▸ Problem requirements
Return the full material exactly.

>> START

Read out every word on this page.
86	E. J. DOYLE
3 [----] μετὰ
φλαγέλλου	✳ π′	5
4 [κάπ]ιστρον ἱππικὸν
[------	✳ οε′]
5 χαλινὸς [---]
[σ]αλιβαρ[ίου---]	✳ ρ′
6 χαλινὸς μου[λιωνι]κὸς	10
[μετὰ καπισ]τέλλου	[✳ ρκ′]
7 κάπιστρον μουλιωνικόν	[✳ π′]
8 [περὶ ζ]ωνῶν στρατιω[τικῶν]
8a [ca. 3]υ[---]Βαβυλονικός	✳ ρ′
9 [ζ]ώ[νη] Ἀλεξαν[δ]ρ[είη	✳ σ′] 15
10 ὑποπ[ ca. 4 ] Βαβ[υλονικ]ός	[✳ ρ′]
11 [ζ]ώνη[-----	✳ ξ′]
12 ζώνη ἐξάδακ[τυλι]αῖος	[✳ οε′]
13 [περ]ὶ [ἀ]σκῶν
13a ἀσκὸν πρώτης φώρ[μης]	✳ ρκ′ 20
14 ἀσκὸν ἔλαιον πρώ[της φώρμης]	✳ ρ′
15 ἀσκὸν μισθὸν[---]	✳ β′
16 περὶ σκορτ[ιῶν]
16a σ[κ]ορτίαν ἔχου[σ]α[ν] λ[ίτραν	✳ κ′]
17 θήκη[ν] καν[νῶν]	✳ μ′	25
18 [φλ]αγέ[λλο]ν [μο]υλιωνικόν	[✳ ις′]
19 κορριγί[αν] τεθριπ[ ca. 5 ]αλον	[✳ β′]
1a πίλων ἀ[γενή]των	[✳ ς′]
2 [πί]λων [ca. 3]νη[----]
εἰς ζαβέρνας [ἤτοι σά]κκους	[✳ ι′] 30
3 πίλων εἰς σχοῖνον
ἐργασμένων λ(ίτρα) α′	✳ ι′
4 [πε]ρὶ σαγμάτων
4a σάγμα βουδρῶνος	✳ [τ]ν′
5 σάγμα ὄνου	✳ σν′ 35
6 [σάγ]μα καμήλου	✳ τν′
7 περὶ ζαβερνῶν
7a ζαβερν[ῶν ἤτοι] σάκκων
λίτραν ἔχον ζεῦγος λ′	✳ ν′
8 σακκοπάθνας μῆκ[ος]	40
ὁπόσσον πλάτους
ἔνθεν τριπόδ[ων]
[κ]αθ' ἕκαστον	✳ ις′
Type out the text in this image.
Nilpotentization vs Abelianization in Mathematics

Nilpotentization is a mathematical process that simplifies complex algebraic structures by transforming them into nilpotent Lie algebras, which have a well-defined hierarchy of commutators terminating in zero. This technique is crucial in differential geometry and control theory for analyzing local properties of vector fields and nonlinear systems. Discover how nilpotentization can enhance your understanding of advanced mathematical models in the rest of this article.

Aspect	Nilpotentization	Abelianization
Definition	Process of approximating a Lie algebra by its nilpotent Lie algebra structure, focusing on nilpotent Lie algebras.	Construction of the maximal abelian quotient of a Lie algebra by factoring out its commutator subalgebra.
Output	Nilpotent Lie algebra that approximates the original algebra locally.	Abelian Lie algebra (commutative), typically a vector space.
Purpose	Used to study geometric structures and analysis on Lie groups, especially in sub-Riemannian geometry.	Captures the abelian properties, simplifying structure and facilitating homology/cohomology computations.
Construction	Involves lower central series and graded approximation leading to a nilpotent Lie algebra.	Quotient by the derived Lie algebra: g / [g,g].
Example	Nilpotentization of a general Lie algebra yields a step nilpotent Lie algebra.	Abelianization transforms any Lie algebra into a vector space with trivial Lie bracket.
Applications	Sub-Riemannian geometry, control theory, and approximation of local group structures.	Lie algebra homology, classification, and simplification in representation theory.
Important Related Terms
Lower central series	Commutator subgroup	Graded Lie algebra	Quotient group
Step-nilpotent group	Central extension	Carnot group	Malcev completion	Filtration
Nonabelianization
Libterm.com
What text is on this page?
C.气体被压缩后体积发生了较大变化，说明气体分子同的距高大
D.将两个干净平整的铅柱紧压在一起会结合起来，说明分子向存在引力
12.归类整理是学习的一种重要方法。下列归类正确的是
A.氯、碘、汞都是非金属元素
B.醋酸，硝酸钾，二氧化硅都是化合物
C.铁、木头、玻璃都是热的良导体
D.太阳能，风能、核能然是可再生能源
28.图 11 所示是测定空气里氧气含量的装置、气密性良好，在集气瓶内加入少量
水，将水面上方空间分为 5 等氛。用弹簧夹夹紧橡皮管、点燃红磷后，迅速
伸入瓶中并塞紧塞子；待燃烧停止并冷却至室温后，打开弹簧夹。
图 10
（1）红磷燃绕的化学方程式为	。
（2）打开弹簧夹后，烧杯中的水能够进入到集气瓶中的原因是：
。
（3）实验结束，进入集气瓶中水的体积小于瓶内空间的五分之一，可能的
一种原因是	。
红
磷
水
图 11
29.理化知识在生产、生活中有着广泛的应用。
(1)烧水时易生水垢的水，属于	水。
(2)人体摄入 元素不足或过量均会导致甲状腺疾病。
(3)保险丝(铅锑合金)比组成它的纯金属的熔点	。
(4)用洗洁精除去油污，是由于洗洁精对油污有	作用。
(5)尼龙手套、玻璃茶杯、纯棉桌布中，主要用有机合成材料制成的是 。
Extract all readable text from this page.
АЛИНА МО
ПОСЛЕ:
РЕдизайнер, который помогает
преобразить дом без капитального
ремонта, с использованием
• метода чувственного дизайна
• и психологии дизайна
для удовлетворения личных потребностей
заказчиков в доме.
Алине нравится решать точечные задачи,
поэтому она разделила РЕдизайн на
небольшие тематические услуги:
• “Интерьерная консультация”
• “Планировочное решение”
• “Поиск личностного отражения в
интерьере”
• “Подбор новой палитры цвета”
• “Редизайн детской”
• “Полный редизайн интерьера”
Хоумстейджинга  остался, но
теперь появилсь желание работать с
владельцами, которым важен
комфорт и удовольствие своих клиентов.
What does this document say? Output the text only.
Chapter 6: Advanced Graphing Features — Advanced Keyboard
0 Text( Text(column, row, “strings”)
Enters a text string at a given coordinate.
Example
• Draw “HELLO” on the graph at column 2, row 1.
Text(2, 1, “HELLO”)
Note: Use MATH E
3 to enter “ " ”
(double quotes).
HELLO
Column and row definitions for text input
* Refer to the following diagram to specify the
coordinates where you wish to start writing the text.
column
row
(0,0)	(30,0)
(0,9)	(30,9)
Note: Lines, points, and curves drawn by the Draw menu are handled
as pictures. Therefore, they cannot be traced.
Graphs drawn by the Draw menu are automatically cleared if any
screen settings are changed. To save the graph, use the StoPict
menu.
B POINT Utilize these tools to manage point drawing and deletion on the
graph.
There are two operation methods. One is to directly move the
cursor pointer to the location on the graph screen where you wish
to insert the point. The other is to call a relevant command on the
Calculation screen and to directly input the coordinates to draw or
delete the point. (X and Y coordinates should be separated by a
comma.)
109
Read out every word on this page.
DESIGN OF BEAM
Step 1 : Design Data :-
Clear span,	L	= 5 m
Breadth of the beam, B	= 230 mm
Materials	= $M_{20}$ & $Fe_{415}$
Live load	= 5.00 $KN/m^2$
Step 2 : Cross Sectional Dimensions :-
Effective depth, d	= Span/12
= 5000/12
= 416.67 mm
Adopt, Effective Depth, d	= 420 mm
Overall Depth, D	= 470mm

>> END

▸ Solution below
Read out every word on this page.
86	E. J. DOYLE
3 [----] μετὰ
φλαγέλλου	✳ π′	5
4 [κάπ]ιστρον ἱππικὸν
[------	✳ οε′]
5 χαλινὸς [---]
[σ]αλιβαρ[ίου---]	✳ ρ′
6 χαλινὸς μου[λιωνι]κὸς	10
[μετὰ καπισ]τέλλου	[✳ ρκ′]
7 κάπιστρον μουλιωνικόν	[✳ π′]
8 [περὶ ζ]ωνῶν στρατιω[τικῶν]
8a [ca. 3]υ[---]Βαβυλονικός	✳ ρ′
9 [ζ]ώ[νη] Ἀλεξαν[δ]ρ[είη	✳ σ′] 15
10 ὑποπ[ ca. 4 ] Βαβ[υλονικ]ός	[✳ ρ′]
11 [ζ]ώνη[-----	✳ ξ′]
12 ζώνη ἐξάδακ[τυλι]αῖος	[✳ οε′]
13 [περ]ὶ [ἀ]σκῶν
13a ἀσκὸν πρώτης φώρ[μης]	✳ ρκ′ 20
14 ἀσκὸν ἔλαιον πρώ[της φώρμης]	✳ ρ′
15 ἀσκὸν μισθὸν[---]	✳ β′
16 περὶ σκορτ[ιῶν]
16a σ[κ]ορτίαν ἔχου[σ]α[ν] λ[ίτραν	✳ κ′]
17 θήκη[ν] καν[νῶν]	✳ μ′	25
18 [φλ]αγέ[λλο]ν [μο]υλιωνικόν	[✳ ις′]
19 κορριγί[αν] τεθριπ[ ca. 5 ]αλον	[✳ β′]
1a πίλων ἀ[γενή]των	[✳ ς′]
2 [πί]λων [ca. 3]νη[----]
εἰς ζαβέρνας [ἤτοι σά]κκους	[✳ ι′] 30
3 πίλων εἰς σχοῖνον
ἐργασμένων λ(ίτρα) α′	✳ ι′
4 [πε]ρὶ σαγμάτων
4a σάγμα βουδρῶνος	✳ [τ]ν′
5 σάγμα ὄνου	✳ σν′ 35
6 [σάγ]μα καμήλου	✳ τν′
7 περὶ ζαβερνῶν
7a ζαβερν[ῶν ἤτοι] σάκκων
λίτραν ἔχον ζεῦγος λ′	✳ ν′
8 σακκοπάθνας μῆκ[ος]	40
ὁπόσσον πλάτους
ἔνθεν τριπόδ[ων]
[κ]αθ' ἕκαστον	✳ ις′
Type out the text in this image.
Nilpotentization vs Abelianization in Mathematics

Nilpotentization is a mathematical process that simplifies complex algebraic structures by transforming them into nilpotent Lie algebras, which have a well-defined hierarchy of commutators terminating in zero. This technique is crucial in differential geometry and control theory for analyzing local properties of vector fields and nonlinear systems. Discover how nilpotentization can enhance your understanding of advanced mathematical models in the rest of this article.

Aspect	Nilpotentization	Abelianization
Definition	Process of approximating a Lie algebra by its nilpotent Lie algebra structure, focusing on nilpotent Lie algebras.	Construction of the maximal abelian quotient of a Lie algebra by factoring out its commutator subalgebra.
Output	Nilpotent Lie algebra that approximates the original algebra locally.	Abelian Lie algebra (commutative), typically a vector space.
Purpose	Used to study geometric structures and analysis on Lie groups, especially in sub-Riemannian geometry.	Captures the abelian properties, simplifying structure and facilitating homology/cohomology computations.
Construction	Involves lower central series and graded approximation leading to a nilpotent Lie algebra.	Quotient by the derived Lie algebra: g / [g,g].
Example	Nilpotentization of a general Lie algebra yields a step nilpotent Lie algebra.	Abelianization transforms any Lie algebra into a vector space with trivial Lie bracket.
Applications	Sub-Riemannian geometry, control theory, and approximation of local group structures.	Lie algebra homology, classification, and simplification in representation theory.
Important Related Terms
Lower central series	Commutator subgroup	Graded Lie algebra	Quotient group
Step-nilpotent group	Central extension	Carnot group	Malcev completion	Filtration
Nonabelianization
Libterm.com
What text is on this page?
C.气体被压缩后体积发生了较大变化，说明气体分子同的距高大
D.将两个干净平整的铅柱紧压在一起会结合起来，说明分子向存在引力
12.归类整理是学习的一种重要方法。下列归类正确的是
A.氯、碘、汞都是非金属元素
B.醋酸，硝酸钾，二氧化硅都是化合物
C.铁、木头、玻璃都是热的良导体
D.太阳能，风能、核能然是可再生能源
28.图 11 所示是测定空气里氧气含量的装置、气密性良好，在集气瓶内加入少量
水，将水面上方空间分为 5 等氛。用弹簧夹夹紧橡皮管、点燃红磷后，迅速
伸入瓶中并塞紧塞子；待燃烧停止并冷却至室温后，打开弹簧夹。
图 10
（1）红磷燃绕的化学方程式为	。
（2）打开弹簧夹后，烧杯中的水能够进入到集气瓶中的原因是：
。
（3）实验结束，进入集气瓶中水的体积小于瓶内空间的五分之一，可能的
一种原因是	。
红
磷
水
图 11
29.理化知识在生产、生活中有着广泛的应用。
(1)烧水时易生水垢的水，属于	水。
(2)人体摄入 元素不足或过量均会导致甲状腺疾病。
(3)保险丝(铅锑合金)比组成它的纯金属的熔点	。
(4)用洗洁精除去油污，是由于洗洁精对油污有	作用。
(5)尼龙手套、玻璃茶杯、纯棉桌布中，主要用有机合成材料制成的是 。
Extract all readable text from this page.
АЛИНА МО
ПОСЛЕ:
РЕдизайнер, который помогает
преобразить дом без капитального
ремонта, с использованием
• метода чувственного дизайна
• и психологии дизайна
для удовлетворения личных потребностей
заказчиков в доме.
Алине нравится решать точечные задачи,
поэтому она разделила РЕдизайн на
небольшие тематические услуги:
• “Интерьерная консультация”
• “Планировочное решение”
• “Поиск личностного отражения в
интерьере”
• “Подбор новой палитры цвета”
• “Редизайн детской”
• “Полный редизайн интерьера”
Хоумстейджинга  остался, но
теперь появилсь желание работать с
владельцами, которым важен
комфорт и удовольствие своих клиентов.
What does this document say? Output the text only.
Chapter 6: Advanced Graphing Features — Advanced Keyboard
0 Text( Text(column, row, “strings”)
Enters a text string at a given coordinate.
Example
• Draw “HELLO” on the graph at column 2, row 1.
Text(2, 1, “HELLO”)
Note: Use MATH E
3 to enter “ " ”
(double quotes).
HELLO
Column and row definitions for text input
* Refer to the following diagram to specify the
coordinates where you wish to start writing the text.
column
row
(0,0)	(30,0)
(0,9)	(30,9)
Note: Lines, points, and curves drawn by the Draw menu are handled
as pictures. Therefore, they cannot be traced.
Graphs drawn by the Draw menu are automatically cleared if any
screen settings are changed. To save the graph, use the StoPict
menu.
B POINT Utilize these tools to manage point drawing and deletion on the
graph.
There are two operation methods. One is to directly move the
cursor pointer to the location on the graph screen where you wish
to insert the point. The other is to call a relevant command on the
Calculation screen and to directly input the coordinates to draw or
delete the point. (X and Y coordinates should be separated by a
comma.)
109
Read out every word on this page.
DESIGN OF BEAM
Step 1 : Design Data :-
Clear span,	L	= 5 m
Breadth of the beam, B	= 230 mm
Materials	= $M_{20}$ & $Fe_{415}$
Live load	= 5.00 $KN/m^2$
Step 2 : Cross Sectional Dimensions :-
Effective depth, d	= Span/12
= 5000/12
= 416.67 mm
Adopt, Effective Depth, d	= 420 mm
Overall Depth, D	= 470mm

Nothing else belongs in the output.